#### MATERIAL SUPPLIED:

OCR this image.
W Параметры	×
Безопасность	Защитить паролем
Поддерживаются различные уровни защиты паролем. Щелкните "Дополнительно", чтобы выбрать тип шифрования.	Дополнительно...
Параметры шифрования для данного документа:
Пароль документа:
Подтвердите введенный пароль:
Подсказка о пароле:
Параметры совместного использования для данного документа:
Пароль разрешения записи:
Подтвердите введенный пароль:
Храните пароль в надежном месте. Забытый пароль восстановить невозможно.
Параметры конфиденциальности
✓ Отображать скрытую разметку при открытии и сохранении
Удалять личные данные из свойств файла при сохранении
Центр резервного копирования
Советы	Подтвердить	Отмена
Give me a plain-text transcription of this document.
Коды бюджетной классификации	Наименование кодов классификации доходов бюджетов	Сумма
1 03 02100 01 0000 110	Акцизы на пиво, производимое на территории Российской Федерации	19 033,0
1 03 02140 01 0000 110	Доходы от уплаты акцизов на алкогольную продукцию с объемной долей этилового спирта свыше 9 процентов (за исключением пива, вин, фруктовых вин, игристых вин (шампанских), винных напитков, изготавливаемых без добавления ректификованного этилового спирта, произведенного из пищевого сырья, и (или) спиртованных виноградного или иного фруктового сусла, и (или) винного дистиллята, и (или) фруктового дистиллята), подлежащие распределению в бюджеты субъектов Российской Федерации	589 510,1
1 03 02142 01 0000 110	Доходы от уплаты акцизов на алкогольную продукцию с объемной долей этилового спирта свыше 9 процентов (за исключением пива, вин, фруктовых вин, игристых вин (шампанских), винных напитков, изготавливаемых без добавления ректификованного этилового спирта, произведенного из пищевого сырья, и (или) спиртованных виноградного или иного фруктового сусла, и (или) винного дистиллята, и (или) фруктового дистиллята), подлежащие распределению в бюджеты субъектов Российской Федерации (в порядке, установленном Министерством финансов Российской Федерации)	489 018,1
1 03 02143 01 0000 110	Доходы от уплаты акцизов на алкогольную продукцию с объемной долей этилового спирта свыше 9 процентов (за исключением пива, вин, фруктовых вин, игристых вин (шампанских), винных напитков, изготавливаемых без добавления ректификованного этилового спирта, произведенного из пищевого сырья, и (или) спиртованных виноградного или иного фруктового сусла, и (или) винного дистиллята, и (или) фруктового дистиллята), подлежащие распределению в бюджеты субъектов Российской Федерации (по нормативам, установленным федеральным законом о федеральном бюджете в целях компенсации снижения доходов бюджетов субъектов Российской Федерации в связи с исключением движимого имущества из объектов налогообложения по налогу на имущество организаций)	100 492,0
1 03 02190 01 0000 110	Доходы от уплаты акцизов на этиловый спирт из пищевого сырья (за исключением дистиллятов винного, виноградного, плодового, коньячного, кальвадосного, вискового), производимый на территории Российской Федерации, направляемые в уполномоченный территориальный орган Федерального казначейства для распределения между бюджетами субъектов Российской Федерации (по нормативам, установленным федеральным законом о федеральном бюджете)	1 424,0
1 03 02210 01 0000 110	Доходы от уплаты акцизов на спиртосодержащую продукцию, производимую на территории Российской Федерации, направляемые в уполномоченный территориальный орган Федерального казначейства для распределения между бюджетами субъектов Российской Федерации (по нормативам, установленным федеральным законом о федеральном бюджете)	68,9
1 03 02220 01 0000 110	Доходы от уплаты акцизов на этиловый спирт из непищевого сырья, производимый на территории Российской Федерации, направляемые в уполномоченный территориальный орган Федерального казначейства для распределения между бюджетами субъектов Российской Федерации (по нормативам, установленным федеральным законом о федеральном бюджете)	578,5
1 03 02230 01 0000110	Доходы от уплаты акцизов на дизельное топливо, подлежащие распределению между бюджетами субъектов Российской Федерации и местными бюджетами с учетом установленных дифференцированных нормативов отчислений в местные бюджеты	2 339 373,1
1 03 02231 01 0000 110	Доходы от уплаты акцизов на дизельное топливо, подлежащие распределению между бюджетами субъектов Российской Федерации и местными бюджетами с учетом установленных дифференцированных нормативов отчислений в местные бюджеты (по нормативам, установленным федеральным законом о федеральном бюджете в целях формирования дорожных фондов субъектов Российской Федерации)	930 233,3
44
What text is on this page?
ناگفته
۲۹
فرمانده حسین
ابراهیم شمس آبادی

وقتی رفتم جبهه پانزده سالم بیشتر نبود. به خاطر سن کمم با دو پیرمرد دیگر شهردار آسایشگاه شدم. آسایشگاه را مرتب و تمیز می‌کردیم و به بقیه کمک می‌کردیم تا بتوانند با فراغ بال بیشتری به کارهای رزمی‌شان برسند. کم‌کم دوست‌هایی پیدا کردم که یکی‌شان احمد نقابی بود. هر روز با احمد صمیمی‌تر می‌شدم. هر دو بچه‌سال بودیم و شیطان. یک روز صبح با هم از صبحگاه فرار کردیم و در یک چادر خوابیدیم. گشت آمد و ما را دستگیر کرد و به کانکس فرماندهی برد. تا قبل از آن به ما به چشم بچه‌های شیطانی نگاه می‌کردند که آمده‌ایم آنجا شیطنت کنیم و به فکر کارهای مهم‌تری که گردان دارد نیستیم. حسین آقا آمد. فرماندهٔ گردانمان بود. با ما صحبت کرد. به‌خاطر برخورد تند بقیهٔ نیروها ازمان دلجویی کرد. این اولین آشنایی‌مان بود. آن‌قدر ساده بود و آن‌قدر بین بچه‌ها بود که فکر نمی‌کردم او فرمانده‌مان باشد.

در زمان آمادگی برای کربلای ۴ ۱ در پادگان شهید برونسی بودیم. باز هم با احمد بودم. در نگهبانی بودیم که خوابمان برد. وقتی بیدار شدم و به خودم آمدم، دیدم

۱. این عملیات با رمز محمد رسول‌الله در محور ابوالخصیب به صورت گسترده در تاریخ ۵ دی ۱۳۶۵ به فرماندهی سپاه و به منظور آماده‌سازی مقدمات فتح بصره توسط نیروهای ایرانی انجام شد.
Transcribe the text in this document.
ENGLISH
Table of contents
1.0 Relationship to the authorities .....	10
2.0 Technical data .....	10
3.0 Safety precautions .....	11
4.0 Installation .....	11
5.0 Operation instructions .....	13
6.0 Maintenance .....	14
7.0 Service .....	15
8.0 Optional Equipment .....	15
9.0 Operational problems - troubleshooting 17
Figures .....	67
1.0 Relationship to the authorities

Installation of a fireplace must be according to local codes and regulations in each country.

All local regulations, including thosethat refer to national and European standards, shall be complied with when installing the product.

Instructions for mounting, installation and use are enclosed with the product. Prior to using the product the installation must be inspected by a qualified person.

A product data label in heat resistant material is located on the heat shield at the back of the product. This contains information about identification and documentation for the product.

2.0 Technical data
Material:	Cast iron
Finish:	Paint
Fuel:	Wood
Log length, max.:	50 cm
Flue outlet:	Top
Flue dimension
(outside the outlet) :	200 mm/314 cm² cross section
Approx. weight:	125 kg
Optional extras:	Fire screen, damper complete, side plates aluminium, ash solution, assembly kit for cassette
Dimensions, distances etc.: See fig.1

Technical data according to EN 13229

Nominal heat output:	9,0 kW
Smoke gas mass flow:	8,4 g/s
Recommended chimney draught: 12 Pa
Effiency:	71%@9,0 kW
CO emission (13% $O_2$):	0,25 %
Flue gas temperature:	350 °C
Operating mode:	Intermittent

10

#### AIM OF THE EXERCISE:
Give the complete listing a second time, exactly as it reads.

#### TASK RESPONSE:
OCR this image.
W Параметры	×
Безопасность	Защитить паролем
Поддерживаются различные уровни защиты паролем. Щелкните "Дополнительно", чтобы выбрать тип шифрования.	Дополнительно...
Параметры шифрования для данного документа:
Пароль документа:
Подтвердите введенный пароль:
Подсказка о пароле:
Параметры совместного использования для данного документа:
Пароль разрешения записи:
Подтвердите введенный пароль:
Храните пароль в надежном месте. Забытый пароль восстановить невозможно.
Параметры конфиденциальности
✓ Отображать скрытую разметку при открытии и сохранении
Удалять личные данные из свойств файла при сохранении
Центр резервного копирования
Советы	Подтвердить	Отмена
Give me a plain-text transcription of this document.
Коды бюджетной классификации	Наименование кодов классификации доходов бюджетов	Сумма
1 03 02100 01 0000 110	Акцизы на пиво, производимое на территории Российской Федерации	19 033,0
1 03 02140 01 0000 110	Доходы от уплаты акцизов на алкогольную продукцию с объемной долей этилового спирта свыше 9 процентов (за исключением пива, вин, фруктовых вин, игристых вин (шампанских), винных напитков, изготавливаемых без добавления ректификованного этилового спирта, произведенного из пищевого сырья, и (или) спиртованных виноградного или иного фруктового сусла, и (или) винного дистиллята, и (или) фруктового дистиллята), подлежащие распределению в бюджеты субъектов Российской Федерации	589 510,1
1 03 02142 01 0000 110	Доходы от уплаты акцизов на алкогольную продукцию с объемной долей этилового спирта свыше 9 процентов (за исключением пива, вин, фруктовых вин, игристых вин (шампанских), винных напитков, изготавливаемых без добавления ректификованного этилового спирта, произведенного из пищевого сырья, и (или) спиртованных виноградного или иного фруктового сусла, и (или) винного дистиллята, и (или) фруктового дистиллята), подлежащие распределению в бюджеты субъектов Российской Федерации (в порядке, установленном Министерством финансов Российской Федерации)	489 018,1
1 03 02143 01 0000 110	Доходы от уплаты акцизов на алкогольную продукцию с объемной долей этилового спирта свыше 9 процентов (за исключением пива, вин, фруктовых вин, игристых вин (шампанских), винных напитков, изготавливаемых без добавления ректификованного этилового спирта, произведенного из пищевого сырья, и (или) спиртованных виноградного или иного фруктового сусла, и (или) винного дистиллята, и (или) фруктового дистиллята), подлежащие распределению в бюджеты субъектов Российской Федерации (по нормативам, установленным федеральным законом о федеральном бюджете в целях компенсации снижения доходов бюджетов субъектов Российской Федерации в связи с исключением движимого имущества из объектов налогообложения по налогу на имущество организаций)	100 492,0
1 03 02190 01 0000 110	Доходы от уплаты акцизов на этиловый спирт из пищевого сырья (за исключением дистиллятов винного, виноградного, плодового, коньячного, кальвадосного, вискового), производимый на территории Российской Федерации, направляемые в уполномоченный территориальный орган Федерального казначейства для распределения между бюджетами субъектов Российской Федерации (по нормативам, установленным федеральным законом о федеральном бюджете)	1 424,0
1 03 02210 01 0000 110	Доходы от уплаты акцизов на спиртосодержащую продукцию, производимую на территории Российской Федерации, направляемые в уполномоченный территориальный орган Федерального казначейства для распределения между бюджетами субъектов Российской Федерации (по нормативам, установленным федеральным законом о федеральном бюджете)	68,9
1 03 02220 01 0000 110	Доходы от уплаты акцизов на этиловый спирт из непищевого сырья, производимый на территории Российской Федерации, направляемые в уполномоченный территориальный орган Федерального казначейства для распределения между бюджетами субъектов Российской Федерации (по нормативам, установленным федеральным законом о федеральном бюджете)	578,5
1 03 02230 01 0000110	Доходы от уплаты акцизов на дизельное топливо, подлежащие распределению между бюджетами субъектов Российской Федерации и местными бюджетами с учетом установленных дифференцированных нормативов отчислений в местные бюджеты	2 339 373,1
1 03 02231 01 0000 110	Доходы от уплаты акцизов на дизельное топливо, подлежащие распределению между бюджетами субъектов Российской Федерации и местными бюджетами с учетом установленных дифференцированных нормативов отчислений в местные бюджеты (по нормативам, установленным федеральным законом о федеральном бюджете в целях формирования дорожных фондов субъектов Российской Федерации)	930 233,3
44
What text is on this page?
ناگفته
۲۹
فرمانده حسین
ابراهیم شمس آبادی

وقتی رفتم جبهه پانزده سالم بیشتر نبود. به خاطر سن کمم با دو پیرمرد دیگر شهردار آسایشگاه شدم. آسایشگاه را مرتب و تمیز می‌کردیم و به بقیه کمک می‌کردیم تا بتوانند با فراغ بال بیشتری به کارهای رزمی‌شان برسند. کم‌کم دوست‌هایی پیدا کردم که یکی‌شان احمد نقابی بود. هر روز با احمد صمیمی‌تر می‌شدم. هر دو بچه‌سال بودیم و شیطان. یک روز صبح با هم از صبحگاه فرار کردیم و در یک چادر خوابیدیم. گشت آمد و ما را دستگیر کرد و به کانکس فرماندهی برد. تا قبل از آن به ما به چشم بچه‌های شیطانی نگاه می‌کردند که آمده‌ایم آنجا شیطنت کنیم و به فکر کارهای مهم‌تری که گردان دارد نیستیم. حسین آقا آمد. فرماندهٔ گردانمان بود. با ما صحبت کرد. به‌خاطر برخورد تند بقیهٔ نیروها ازمان دلجویی کرد. این اولین آشنایی‌مان بود. آن‌قدر ساده بود و آن‌قدر بین بچه‌ها بود که فکر نمی‌کردم او فرمانده‌مان باشد.

در زمان آمادگی برای کربلای ۴ ۱ در پادگان شهید برونسی بودیم. باز هم با احمد بودم. در نگهبانی بودیم که خوابمان برد. وقتی بیدار شدم و به خودم آمدم، دیدم

۱. این عملیات با رمز محمد رسول‌الله در محور ابوالخصیب به صورت گسترده در تاریخ ۵ دی ۱۳۶۵ به فرماندهی سپاه و به منظور آماده‌سازی مقدمات فتح بصره توسط نیروهای ایرانی انجام شد.
Transcribe the text in this document.
ENGLISH
Table of contents
1.0 Relationship to the authorities .....	10
2.0 Technical data .....	10
3.0 Safety precautions .....	11
4.0 Installation .....	11
5.0 Operation instructions .....	13
6.0 Maintenance .....	14
7.0 Service .....	15
8.0 Optional Equipment .....	15
9.0 Operational problems - troubleshooting 17
Figures .....	67
1.0 Relationship to the authorities

Installation of a fireplace must be according to local codes and regulations in each country.

All local regulations, including thosethat refer to national and European standards, shall be complied with when installing the product.

Instructions for mounting, installation and use are enclosed with the product. Prior to using the product the installation must be inspected by a qualified person.

A product data label in heat resistant material is located on the heat shield at the back of the product. This contains information about identification and documentation for the product.

2.0 Technical data
Material:	Cast iron
Finish:	Paint
Fuel:	Wood
Log length, max.:	50 cm
Flue outlet:	Top
Flue dimension
(outside the outlet) :	200 mm/314 cm² cross section
Approx. weight:	125 kg
Optional extras:	Fire screen, damper complete, side plates aluminium, ash solution, assembly kit for cassette
Dimensions, distances etc.: See fig.1

Technical data according to EN 13229

Nominal heat output:	9,0 kW
Smoke gas mass flow:	8,4 g/s
Recommended chimney draught: 12 Pa
Effiency:	71%@9,0 kW
CO emission (13% $O_2$):	0,25 %
Flue gas temperature:	350 °C
Operating mode:	Intermittent

10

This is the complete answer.